§ **What is needed**
Convert the data, from its first line through the line containing "Text: O: O: [88, 40, 96, 50]", into a Markdown table with the columns Row and Line. Put each line's number in Row and its text in Line, and leave out blank lines.

§ **Records**
===

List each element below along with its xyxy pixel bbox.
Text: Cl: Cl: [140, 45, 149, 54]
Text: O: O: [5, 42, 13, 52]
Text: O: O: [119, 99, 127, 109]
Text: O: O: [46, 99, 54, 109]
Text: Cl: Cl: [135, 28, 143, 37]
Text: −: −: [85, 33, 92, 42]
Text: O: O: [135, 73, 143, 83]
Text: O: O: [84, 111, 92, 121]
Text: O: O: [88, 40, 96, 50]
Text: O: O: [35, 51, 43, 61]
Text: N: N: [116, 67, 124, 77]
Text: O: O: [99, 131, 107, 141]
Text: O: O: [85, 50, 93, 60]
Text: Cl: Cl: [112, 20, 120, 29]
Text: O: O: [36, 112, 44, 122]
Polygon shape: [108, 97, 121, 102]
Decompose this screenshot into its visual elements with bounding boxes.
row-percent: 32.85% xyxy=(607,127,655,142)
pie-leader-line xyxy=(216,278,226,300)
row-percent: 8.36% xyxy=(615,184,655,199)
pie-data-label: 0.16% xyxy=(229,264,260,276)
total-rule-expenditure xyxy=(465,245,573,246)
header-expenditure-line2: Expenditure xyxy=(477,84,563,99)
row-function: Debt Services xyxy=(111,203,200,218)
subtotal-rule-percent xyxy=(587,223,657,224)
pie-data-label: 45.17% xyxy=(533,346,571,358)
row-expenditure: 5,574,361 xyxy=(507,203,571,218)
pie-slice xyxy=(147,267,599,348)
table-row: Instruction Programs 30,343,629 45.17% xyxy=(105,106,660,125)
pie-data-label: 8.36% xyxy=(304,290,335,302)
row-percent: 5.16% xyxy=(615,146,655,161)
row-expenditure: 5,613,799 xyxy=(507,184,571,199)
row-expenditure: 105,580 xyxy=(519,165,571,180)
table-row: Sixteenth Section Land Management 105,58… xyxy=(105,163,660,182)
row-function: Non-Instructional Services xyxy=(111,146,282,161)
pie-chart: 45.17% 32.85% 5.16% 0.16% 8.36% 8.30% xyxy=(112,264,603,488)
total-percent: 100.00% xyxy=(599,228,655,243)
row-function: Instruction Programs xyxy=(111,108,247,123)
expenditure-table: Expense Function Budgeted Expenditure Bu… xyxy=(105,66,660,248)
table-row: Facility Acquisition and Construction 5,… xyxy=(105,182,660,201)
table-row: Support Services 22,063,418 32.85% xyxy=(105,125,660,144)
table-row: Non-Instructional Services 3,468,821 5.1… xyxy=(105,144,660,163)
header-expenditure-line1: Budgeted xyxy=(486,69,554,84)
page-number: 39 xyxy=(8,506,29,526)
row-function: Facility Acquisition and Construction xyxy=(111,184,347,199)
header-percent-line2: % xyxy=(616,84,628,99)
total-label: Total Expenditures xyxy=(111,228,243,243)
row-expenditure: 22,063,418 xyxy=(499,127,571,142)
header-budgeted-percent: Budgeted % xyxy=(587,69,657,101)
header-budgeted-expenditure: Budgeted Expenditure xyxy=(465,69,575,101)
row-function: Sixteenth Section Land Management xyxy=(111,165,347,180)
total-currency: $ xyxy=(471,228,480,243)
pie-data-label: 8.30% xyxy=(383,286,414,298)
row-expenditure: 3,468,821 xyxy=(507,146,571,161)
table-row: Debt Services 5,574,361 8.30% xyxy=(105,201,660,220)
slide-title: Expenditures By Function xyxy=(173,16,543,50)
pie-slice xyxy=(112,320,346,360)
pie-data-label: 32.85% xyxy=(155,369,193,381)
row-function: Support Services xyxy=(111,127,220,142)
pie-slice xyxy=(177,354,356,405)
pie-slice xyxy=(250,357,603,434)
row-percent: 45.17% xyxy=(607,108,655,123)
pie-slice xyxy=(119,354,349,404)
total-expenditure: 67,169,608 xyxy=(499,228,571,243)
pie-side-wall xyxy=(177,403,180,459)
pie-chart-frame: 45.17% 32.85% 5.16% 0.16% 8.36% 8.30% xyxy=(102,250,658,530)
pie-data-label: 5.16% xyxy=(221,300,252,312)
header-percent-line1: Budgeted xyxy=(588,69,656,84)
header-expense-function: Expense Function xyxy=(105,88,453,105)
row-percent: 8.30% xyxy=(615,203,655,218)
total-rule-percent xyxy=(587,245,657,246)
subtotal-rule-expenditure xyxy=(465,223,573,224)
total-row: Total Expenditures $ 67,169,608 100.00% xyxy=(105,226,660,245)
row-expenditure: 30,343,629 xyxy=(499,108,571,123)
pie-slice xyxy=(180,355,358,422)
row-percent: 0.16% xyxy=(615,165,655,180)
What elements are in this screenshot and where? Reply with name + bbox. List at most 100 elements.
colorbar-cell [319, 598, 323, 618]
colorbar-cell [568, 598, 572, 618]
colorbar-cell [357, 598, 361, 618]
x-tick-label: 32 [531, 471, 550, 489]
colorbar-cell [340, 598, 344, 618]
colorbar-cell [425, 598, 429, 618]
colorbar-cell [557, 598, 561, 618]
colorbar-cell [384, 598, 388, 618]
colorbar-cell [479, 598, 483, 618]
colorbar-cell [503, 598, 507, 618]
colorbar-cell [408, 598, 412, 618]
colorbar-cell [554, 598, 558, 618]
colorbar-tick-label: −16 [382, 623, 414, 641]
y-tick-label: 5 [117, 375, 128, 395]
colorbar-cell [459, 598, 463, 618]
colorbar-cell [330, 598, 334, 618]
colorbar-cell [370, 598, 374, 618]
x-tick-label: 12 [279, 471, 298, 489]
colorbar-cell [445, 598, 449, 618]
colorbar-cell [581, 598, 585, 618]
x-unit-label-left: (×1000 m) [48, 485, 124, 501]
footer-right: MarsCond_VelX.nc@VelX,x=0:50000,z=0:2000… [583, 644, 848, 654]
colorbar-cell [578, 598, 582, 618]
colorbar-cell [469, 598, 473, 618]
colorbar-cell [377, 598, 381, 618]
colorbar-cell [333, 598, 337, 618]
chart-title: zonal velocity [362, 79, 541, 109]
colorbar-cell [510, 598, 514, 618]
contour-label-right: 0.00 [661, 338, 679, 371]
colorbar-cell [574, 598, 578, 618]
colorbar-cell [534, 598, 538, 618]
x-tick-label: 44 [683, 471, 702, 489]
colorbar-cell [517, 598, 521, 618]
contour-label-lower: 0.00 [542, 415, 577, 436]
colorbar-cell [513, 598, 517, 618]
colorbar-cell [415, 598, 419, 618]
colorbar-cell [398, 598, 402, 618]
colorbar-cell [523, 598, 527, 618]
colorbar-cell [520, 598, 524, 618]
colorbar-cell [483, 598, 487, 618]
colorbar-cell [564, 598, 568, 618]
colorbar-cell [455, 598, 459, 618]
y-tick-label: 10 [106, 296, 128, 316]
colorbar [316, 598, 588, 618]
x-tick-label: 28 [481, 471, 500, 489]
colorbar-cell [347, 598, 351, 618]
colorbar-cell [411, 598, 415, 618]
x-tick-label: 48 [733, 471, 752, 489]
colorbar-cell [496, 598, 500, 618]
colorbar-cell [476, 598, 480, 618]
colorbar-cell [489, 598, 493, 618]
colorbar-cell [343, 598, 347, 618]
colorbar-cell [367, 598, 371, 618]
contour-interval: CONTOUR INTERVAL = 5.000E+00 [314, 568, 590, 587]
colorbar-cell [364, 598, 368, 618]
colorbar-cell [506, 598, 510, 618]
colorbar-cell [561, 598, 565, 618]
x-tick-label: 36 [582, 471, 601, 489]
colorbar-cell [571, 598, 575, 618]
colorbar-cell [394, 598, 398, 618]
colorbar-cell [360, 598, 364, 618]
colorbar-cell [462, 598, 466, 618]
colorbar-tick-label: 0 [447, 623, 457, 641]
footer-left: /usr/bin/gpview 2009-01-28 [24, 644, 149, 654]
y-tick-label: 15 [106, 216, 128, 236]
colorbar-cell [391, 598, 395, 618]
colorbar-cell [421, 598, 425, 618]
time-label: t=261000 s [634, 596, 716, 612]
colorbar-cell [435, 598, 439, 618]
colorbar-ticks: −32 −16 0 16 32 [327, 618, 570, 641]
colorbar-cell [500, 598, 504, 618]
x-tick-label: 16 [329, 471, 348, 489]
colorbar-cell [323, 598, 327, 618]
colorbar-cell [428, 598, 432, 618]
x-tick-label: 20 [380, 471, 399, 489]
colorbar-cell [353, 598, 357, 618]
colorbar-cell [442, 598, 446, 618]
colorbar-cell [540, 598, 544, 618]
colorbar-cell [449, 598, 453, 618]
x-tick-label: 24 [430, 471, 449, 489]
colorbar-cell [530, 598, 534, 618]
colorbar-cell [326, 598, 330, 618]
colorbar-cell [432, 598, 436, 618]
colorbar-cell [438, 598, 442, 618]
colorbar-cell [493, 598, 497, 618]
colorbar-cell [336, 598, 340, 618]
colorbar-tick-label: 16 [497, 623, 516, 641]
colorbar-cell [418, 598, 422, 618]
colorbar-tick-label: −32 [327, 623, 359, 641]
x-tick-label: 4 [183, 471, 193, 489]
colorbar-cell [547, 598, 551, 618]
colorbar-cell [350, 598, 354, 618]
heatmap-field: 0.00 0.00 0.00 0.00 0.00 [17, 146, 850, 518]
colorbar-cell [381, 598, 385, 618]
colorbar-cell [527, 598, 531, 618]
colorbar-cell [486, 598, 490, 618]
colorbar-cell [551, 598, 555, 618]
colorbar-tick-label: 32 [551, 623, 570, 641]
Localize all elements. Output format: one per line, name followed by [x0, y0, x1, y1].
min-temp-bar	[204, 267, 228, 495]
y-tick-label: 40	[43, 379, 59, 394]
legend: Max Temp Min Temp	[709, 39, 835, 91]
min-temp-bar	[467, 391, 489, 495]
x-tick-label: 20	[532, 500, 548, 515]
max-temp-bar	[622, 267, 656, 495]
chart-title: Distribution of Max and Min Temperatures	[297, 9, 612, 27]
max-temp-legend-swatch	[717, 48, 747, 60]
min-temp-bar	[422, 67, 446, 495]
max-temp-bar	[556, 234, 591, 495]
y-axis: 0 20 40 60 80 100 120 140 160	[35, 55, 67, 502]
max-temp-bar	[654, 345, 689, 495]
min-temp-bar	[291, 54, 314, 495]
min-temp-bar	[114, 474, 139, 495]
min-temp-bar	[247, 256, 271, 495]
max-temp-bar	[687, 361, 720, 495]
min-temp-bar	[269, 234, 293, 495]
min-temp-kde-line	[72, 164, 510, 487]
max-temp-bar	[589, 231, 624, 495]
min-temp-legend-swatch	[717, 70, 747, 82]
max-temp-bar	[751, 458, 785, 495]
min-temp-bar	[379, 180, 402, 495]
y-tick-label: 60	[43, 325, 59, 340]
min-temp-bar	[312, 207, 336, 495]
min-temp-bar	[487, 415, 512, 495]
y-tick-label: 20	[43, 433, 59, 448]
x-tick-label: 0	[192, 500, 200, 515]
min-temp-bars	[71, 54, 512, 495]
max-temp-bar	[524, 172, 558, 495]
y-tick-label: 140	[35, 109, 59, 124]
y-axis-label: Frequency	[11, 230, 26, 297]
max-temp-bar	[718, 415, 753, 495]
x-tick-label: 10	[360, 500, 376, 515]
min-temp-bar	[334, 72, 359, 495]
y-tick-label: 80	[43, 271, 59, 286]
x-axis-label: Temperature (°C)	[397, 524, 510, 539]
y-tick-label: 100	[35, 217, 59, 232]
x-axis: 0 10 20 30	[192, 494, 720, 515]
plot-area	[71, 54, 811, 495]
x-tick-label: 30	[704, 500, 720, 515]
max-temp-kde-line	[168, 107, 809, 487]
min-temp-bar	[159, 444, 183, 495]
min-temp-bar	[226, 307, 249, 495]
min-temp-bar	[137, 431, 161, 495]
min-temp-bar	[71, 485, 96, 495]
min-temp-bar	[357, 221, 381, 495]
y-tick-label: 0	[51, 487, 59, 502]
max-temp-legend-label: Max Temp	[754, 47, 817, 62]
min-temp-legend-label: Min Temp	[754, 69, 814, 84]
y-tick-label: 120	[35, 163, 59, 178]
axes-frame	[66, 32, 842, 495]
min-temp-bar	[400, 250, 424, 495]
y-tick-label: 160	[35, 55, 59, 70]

===

§ **Result of the exercise**
| Row | Line |
|---|---|
| 1 | List each element below along with its xyxy pixel bbox. |
| 2 | Text: Cl: Cl: [140, 45, 149, 54] |
| 3 | Text: O: O: [5, 42, 13, 52] |
| 4 | Text: O: O: [119, 99, 127, 109] |
| 5 | Text: O: O: [46, 99, 54, 109] |
| 6 | Text: Cl: Cl: [135, 28, 143, 37] |
| 7 | Text: −: −: [85, 33, 92, 42] |
| 8 | Text: O: O: [135, 73, 143, 83] |
| 9 | Text: O: O: [84, 111, 92, 121] |
| 10 | Text: O: O: [88, 40, 96, 50] |